▶ [What you will do]
Only the pictures are left out: repeat the rest of the entries exactly.

>> Start Dataset excerpts

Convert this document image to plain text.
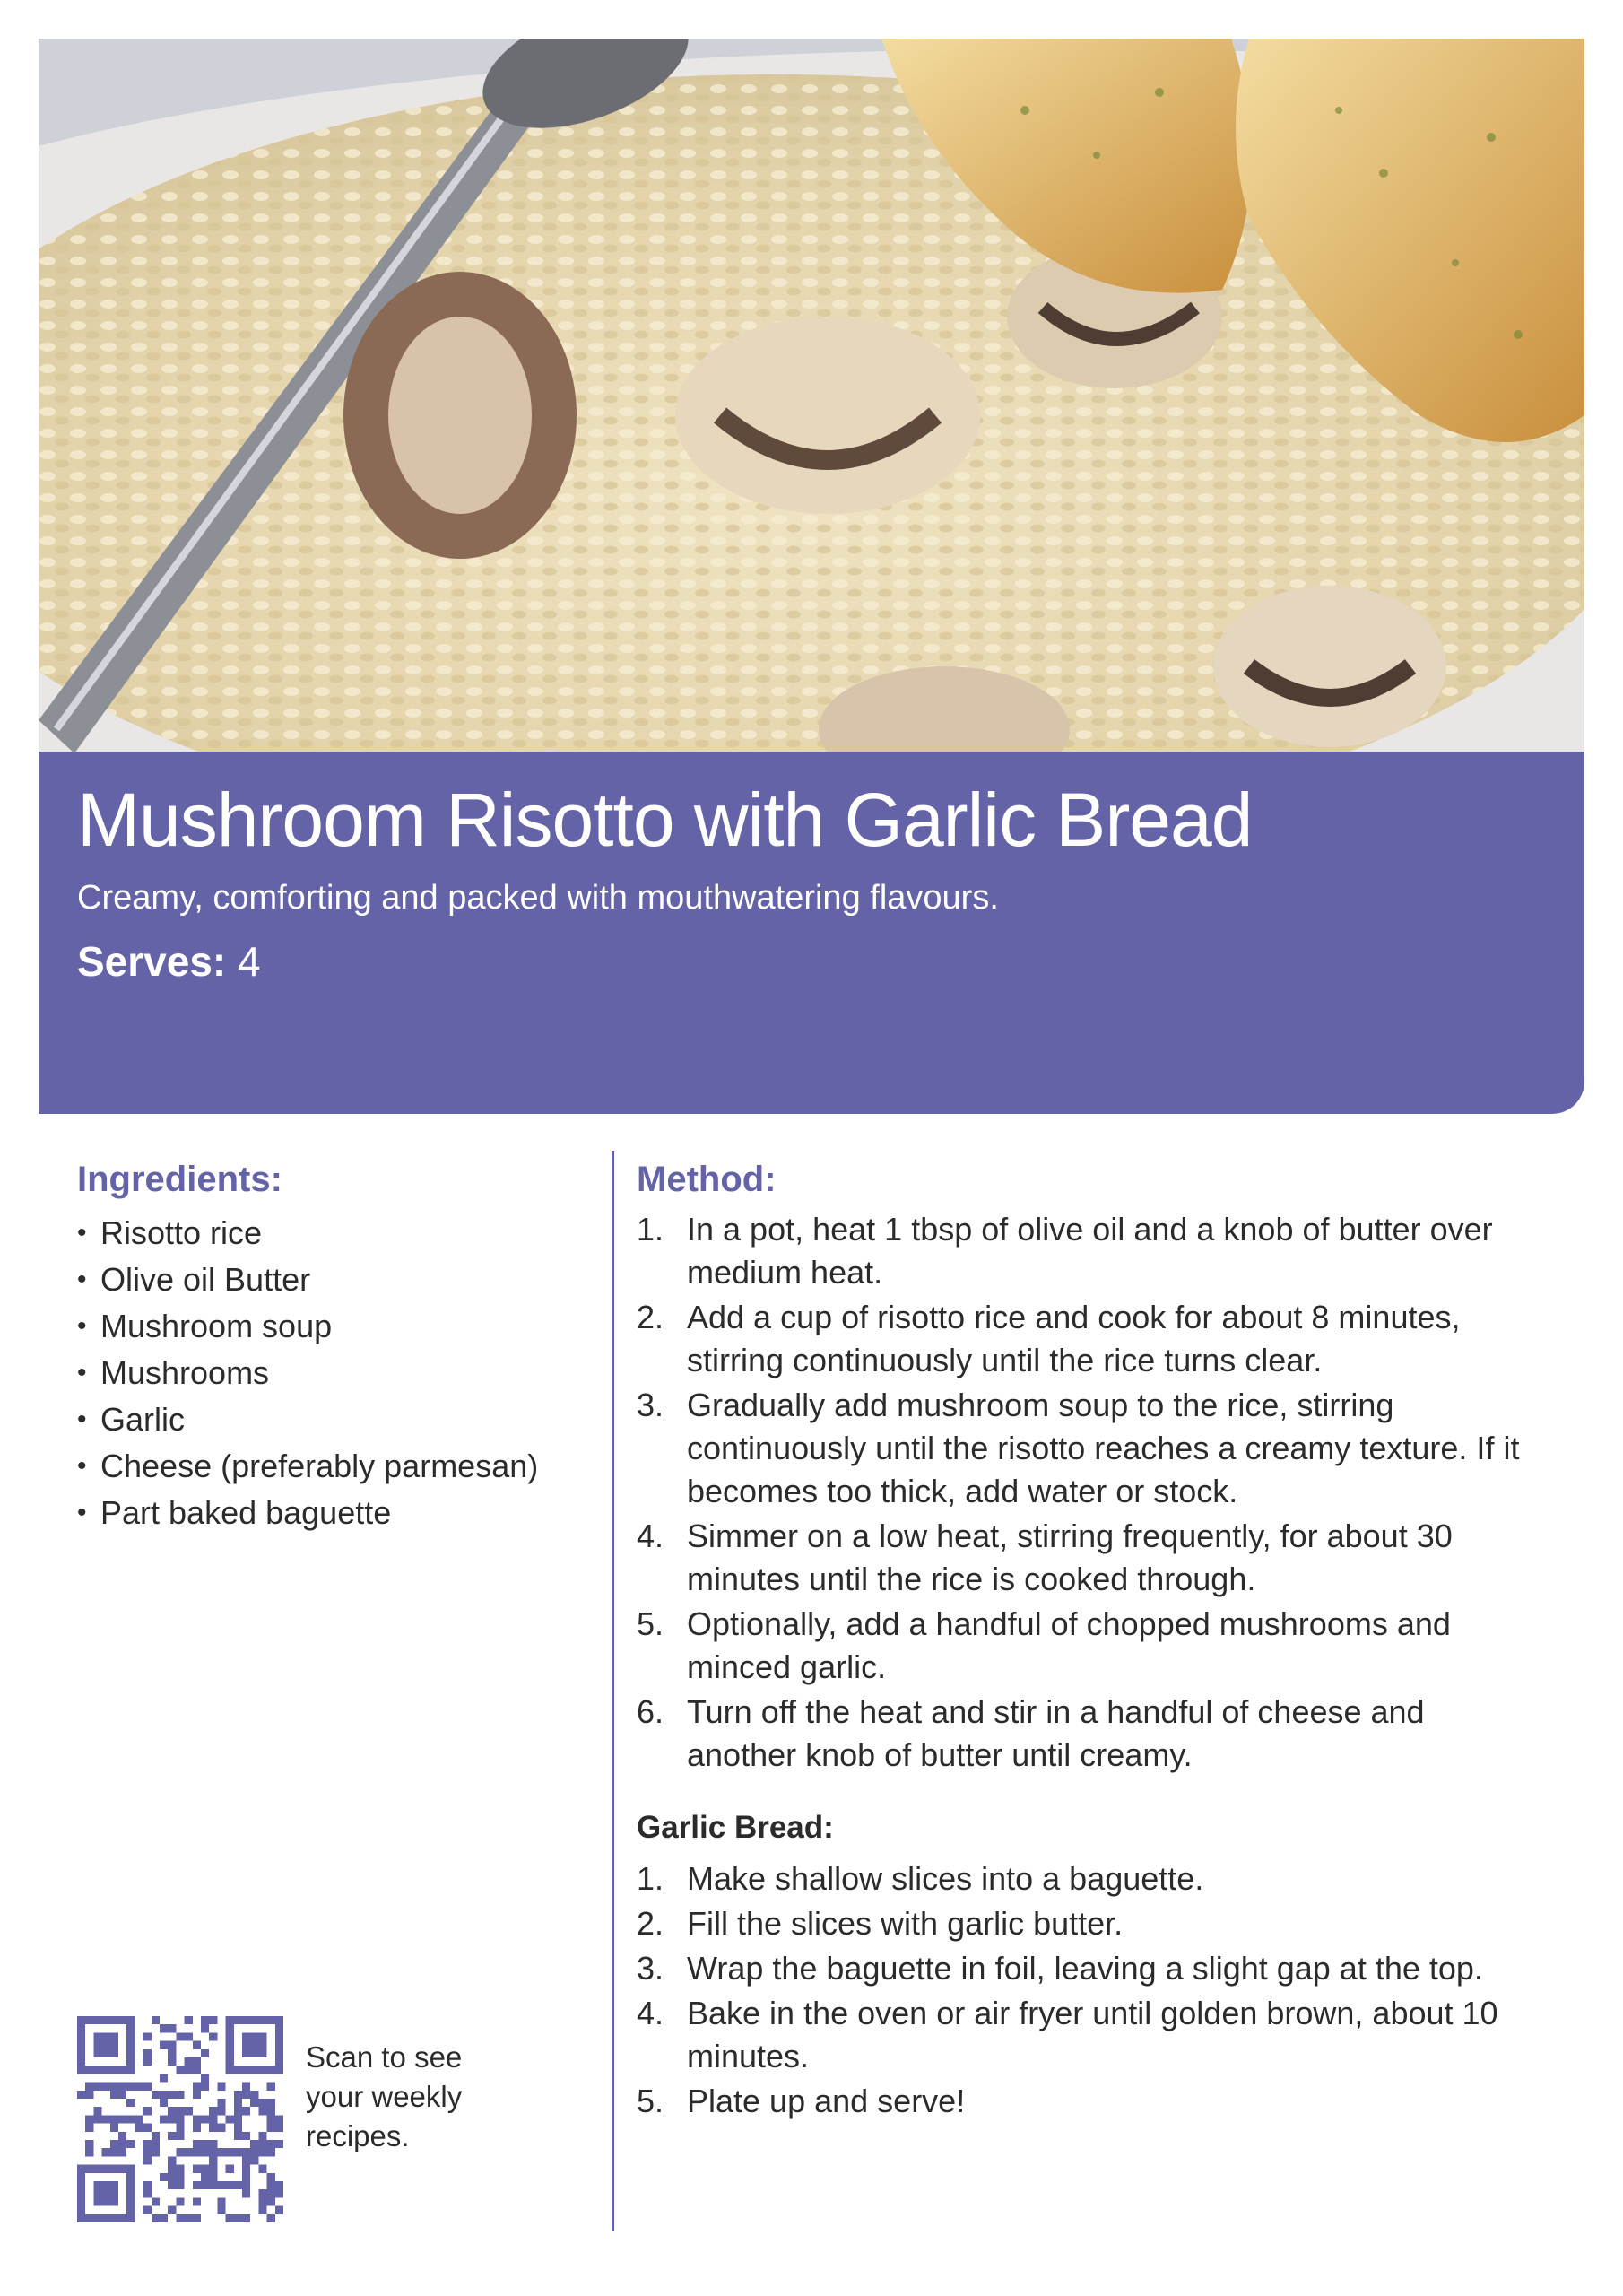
Mushroom Risotto with Garlic Bread

Creamy, comforting and packed with mouthwatering flavours.

Serves: 4

Ingredients:
• Risotto rice
• Olive oil Butter
• Mushroom soup
• Mushrooms
• Garlic
• Cheese (preferably parmesan)
• Part baked baguette
Method:
1. In a pot, heat 1 tbsp of olive oil and a knob of butter over medium heat.
2. Add a cup of risotto rice and cook for about 8 minutes, stirring continuously until the rice turns clear.
3. Gradually add mushroom soup to the rice, stirring continuously until the risotto reaches a creamy texture. If it becomes too thick, add water or stock.
4. Simmer on a low heat, stirring frequently, for about 30 minutes until the rice is cooked through.
5. Optionally, add a handful of chopped mushrooms and minced garlic.
6. Turn off the heat and stir in a handful of cheese and another knob of butter until creamy.
Garlic Bread:
1. Make shallow slices into a baguette.
2. Fill the slices with garlic butter.
3. Wrap the baguette in foil, leaving a slight gap at the top.
4. Bake in the oven or air fryer until golden brown, about 10 minutes.
5. Plate up and serve!

Scan to see your weekly recipes.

>> End Dataset excerpts

▶ [The completed task]
Convert this document image to plain text.
Mushroom Risotto with Garlic Bread

Creamy, comforting and packed with mouthwatering flavours.

Serves: 4

Ingredients:
• Risotto rice
• Olive oil Butter
• Mushroom soup
• Mushrooms
• Garlic
• Cheese (preferably parmesan)
• Part baked baguette
Method:
1. In a pot, heat 1 tbsp of olive oil and a knob of butter over medium heat.
2. Add a cup of risotto rice and cook for about 8 minutes, stirring continuously until the rice turns clear.
3. Gradually add mushroom soup to the rice, stirring continuously until the risotto reaches a creamy texture. If it becomes too thick, add water or stock.
4. Simmer on a low heat, stirring frequently, for about 30 minutes until the rice is cooked through.
5. Optionally, add a handful of chopped mushrooms and minced garlic.
6. Turn off the heat and stir in a handful of cheese and another knob of butter until creamy.
Garlic Bread:
1. Make shallow slices into a baguette.
2. Fill the slices with garlic butter.
3. Wrap the baguette in foil, leaving a slight gap at the top.
4. Bake in the oven or air fryer until golden brown, about 10 minutes.
5. Plate up and serve!

Scan to see your weekly recipes.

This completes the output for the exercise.